- **Data supplied**
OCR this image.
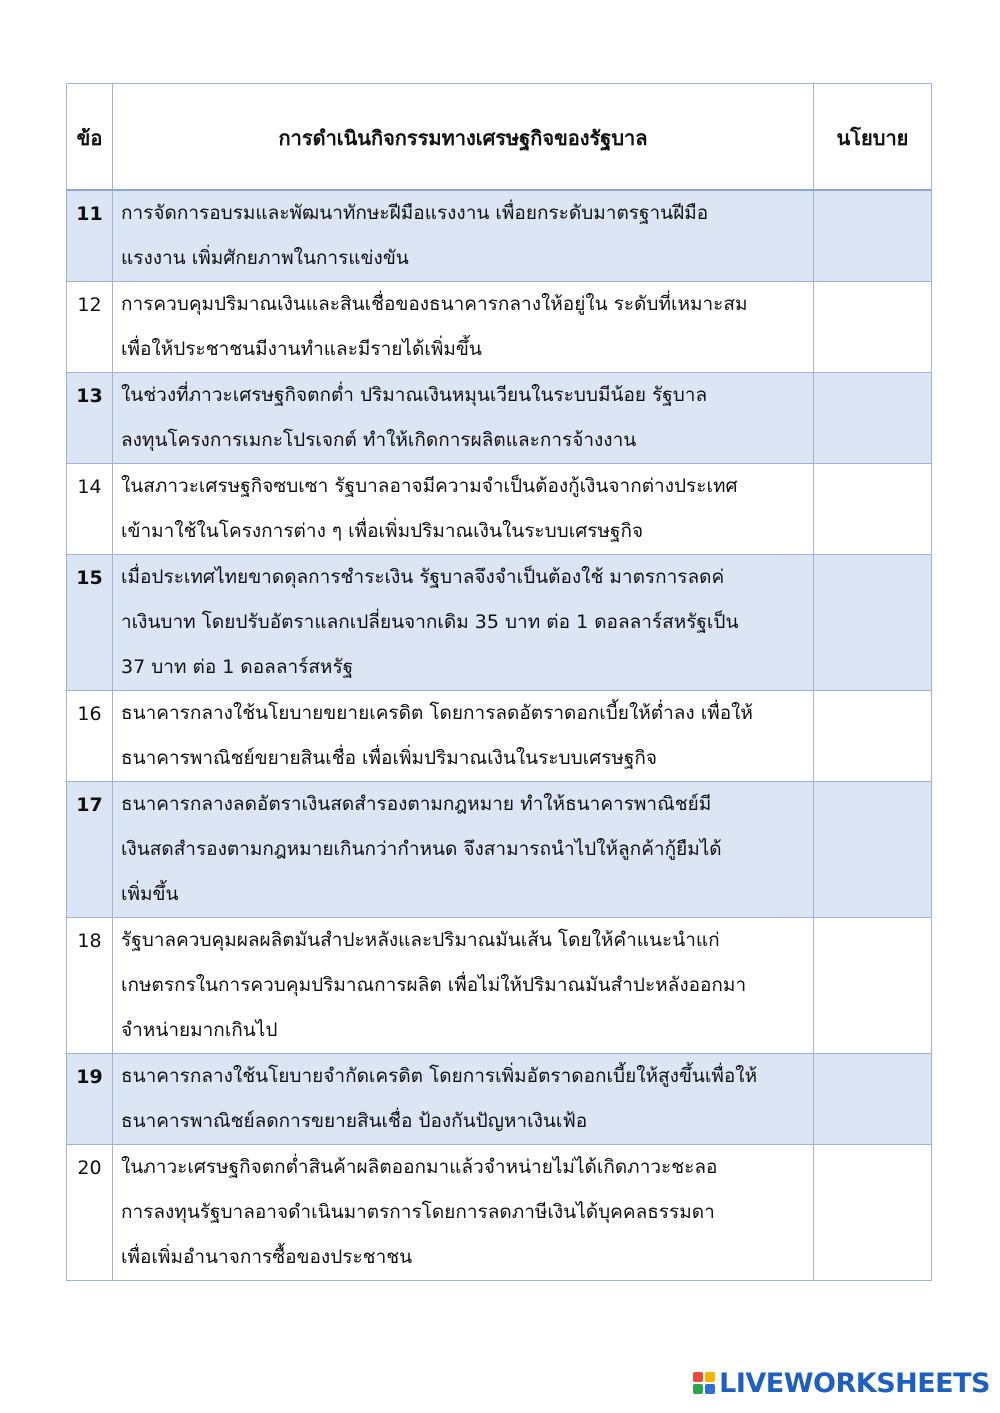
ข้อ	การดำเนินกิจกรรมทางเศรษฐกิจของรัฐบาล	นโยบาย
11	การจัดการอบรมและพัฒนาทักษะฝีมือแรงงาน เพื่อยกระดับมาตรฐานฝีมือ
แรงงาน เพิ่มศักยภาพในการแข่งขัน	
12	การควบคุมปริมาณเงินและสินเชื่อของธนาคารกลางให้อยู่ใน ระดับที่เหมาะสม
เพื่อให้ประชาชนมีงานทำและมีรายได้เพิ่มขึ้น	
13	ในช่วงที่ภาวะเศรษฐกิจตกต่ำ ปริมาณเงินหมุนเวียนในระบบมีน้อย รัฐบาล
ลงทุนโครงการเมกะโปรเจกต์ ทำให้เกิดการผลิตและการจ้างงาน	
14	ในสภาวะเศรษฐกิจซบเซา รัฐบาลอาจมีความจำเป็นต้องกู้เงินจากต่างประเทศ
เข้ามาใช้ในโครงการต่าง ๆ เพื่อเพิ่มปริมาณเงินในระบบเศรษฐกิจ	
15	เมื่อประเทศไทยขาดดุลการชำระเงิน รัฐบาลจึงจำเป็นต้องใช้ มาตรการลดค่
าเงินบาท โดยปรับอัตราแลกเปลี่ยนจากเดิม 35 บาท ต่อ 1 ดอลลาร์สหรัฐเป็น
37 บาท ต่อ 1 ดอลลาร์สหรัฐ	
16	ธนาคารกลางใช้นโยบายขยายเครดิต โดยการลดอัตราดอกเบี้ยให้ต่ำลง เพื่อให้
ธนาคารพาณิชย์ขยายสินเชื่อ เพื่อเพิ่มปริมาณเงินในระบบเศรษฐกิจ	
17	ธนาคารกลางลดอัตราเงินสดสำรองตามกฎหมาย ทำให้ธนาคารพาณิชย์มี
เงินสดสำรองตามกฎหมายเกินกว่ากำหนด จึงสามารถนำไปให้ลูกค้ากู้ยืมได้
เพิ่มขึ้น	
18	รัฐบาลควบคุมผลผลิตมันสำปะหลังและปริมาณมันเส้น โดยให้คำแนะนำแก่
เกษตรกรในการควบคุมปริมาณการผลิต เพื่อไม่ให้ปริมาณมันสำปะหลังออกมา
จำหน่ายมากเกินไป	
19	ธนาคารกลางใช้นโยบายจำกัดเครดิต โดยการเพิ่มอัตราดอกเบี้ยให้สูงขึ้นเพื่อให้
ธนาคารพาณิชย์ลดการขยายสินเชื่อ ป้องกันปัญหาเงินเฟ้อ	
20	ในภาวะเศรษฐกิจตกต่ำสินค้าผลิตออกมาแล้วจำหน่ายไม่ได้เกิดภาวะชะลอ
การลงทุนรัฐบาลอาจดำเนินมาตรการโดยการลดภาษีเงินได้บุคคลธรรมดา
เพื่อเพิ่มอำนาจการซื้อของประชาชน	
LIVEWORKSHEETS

- **Aim**
Each record should be quoted exactly, with the images omitted.

- **Solved exercise**
OCR this image.
ข้อ	การดำเนินกิจกรรมทางเศรษฐกิจของรัฐบาล	นโยบาย
11	การจัดการอบรมและพัฒนาทักษะฝีมือแรงงาน เพื่อยกระดับมาตรฐานฝีมือ
แรงงาน เพิ่มศักยภาพในการแข่งขัน	
12	การควบคุมปริมาณเงินและสินเชื่อของธนาคารกลางให้อยู่ใน ระดับที่เหมาะสม
เพื่อให้ประชาชนมีงานทำและมีรายได้เพิ่มขึ้น	
13	ในช่วงที่ภาวะเศรษฐกิจตกต่ำ ปริมาณเงินหมุนเวียนในระบบมีน้อย รัฐบาล
ลงทุนโครงการเมกะโปรเจกต์ ทำให้เกิดการผลิตและการจ้างงาน	
14	ในสภาวะเศรษฐกิจซบเซา รัฐบาลอาจมีความจำเป็นต้องกู้เงินจากต่างประเทศ
เข้ามาใช้ในโครงการต่าง ๆ เพื่อเพิ่มปริมาณเงินในระบบเศรษฐกิจ	
15	เมื่อประเทศไทยขาดดุลการชำระเงิน รัฐบาลจึงจำเป็นต้องใช้ มาตรการลดค่
าเงินบาท โดยปรับอัตราแลกเปลี่ยนจากเดิม 35 บาท ต่อ 1 ดอลลาร์สหรัฐเป็น
37 บาท ต่อ 1 ดอลลาร์สหรัฐ	
16	ธนาคารกลางใช้นโยบายขยายเครดิต โดยการลดอัตราดอกเบี้ยให้ต่ำลง เพื่อให้
ธนาคารพาณิชย์ขยายสินเชื่อ เพื่อเพิ่มปริมาณเงินในระบบเศรษฐกิจ	
17	ธนาคารกลางลดอัตราเงินสดสำรองตามกฎหมาย ทำให้ธนาคารพาณิชย์มี
เงินสดสำรองตามกฎหมายเกินกว่ากำหนด จึงสามารถนำไปให้ลูกค้ากู้ยืมได้
เพิ่มขึ้น	
18	รัฐบาลควบคุมผลผลิตมันสำปะหลังและปริมาณมันเส้น โดยให้คำแนะนำแก่
เกษตรกรในการควบคุมปริมาณการผลิต เพื่อไม่ให้ปริมาณมันสำปะหลังออกมา
จำหน่ายมากเกินไป	
19	ธนาคารกลางใช้นโยบายจำกัดเครดิต โดยการเพิ่มอัตราดอกเบี้ยให้สูงขึ้นเพื่อให้
ธนาคารพาณิชย์ลดการขยายสินเชื่อ ป้องกันปัญหาเงินเฟ้อ	
20	ในภาวะเศรษฐกิจตกต่ำสินค้าผลิตออกมาแล้วจำหน่ายไม่ได้เกิดภาวะชะลอ
การลงทุนรัฐบาลอาจดำเนินมาตรการโดยการลดภาษีเงินได้บุคคลธรรมดา
เพื่อเพิ่มอำนาจการซื้อของประชาชน	
LIVEWORKSHEETS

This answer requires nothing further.